▶ WHAT IS EXPECTED:
Copy every line from the material below that holds "color".

▶ ENTRIES:
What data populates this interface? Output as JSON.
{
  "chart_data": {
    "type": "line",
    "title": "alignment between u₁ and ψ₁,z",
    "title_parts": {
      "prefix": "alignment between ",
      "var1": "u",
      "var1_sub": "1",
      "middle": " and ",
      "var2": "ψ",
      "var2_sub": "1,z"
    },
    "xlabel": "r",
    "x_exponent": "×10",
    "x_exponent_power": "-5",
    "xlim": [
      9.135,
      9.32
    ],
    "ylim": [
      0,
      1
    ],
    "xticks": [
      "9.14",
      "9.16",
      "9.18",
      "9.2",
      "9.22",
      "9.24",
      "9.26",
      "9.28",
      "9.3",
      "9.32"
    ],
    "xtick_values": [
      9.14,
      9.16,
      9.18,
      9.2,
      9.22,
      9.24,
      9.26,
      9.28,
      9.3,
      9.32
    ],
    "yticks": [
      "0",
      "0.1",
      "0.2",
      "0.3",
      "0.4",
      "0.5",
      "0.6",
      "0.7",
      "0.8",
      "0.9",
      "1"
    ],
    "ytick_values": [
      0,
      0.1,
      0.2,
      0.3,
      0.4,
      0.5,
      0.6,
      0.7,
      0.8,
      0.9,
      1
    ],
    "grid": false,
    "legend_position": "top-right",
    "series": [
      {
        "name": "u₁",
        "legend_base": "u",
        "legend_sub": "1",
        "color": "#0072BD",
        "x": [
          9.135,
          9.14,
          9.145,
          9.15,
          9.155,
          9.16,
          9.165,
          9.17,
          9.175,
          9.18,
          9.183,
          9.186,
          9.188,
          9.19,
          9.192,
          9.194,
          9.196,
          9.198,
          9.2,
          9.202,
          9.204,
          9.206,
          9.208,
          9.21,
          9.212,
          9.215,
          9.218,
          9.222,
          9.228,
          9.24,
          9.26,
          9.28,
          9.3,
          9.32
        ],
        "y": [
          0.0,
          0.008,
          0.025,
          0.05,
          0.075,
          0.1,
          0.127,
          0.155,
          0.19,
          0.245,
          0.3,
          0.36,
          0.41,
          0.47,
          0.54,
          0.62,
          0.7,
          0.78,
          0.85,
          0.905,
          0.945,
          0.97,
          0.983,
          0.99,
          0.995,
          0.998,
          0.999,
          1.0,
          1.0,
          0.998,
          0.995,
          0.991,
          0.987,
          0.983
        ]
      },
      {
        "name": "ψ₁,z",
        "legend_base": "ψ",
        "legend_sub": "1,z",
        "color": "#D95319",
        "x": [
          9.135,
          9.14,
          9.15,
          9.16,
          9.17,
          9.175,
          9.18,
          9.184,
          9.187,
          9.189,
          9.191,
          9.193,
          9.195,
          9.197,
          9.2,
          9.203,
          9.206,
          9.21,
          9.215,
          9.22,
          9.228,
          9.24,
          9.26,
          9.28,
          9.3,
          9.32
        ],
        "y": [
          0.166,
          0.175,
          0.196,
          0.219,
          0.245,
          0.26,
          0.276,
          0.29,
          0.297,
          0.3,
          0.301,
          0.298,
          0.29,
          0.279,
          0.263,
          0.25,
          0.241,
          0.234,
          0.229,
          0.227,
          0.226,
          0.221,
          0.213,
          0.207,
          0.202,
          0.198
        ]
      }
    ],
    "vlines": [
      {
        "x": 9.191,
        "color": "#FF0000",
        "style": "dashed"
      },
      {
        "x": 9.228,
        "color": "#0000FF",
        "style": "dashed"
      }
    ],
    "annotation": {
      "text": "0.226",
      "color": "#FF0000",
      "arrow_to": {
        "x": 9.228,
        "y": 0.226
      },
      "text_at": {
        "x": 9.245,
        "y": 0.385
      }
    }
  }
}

▶ THE REPLY:
        "color": "#0072BD",
        "color": "#D95319",
        "color": "#FF0000",
        "color": "#0000FF",
      "color": "#FF0000",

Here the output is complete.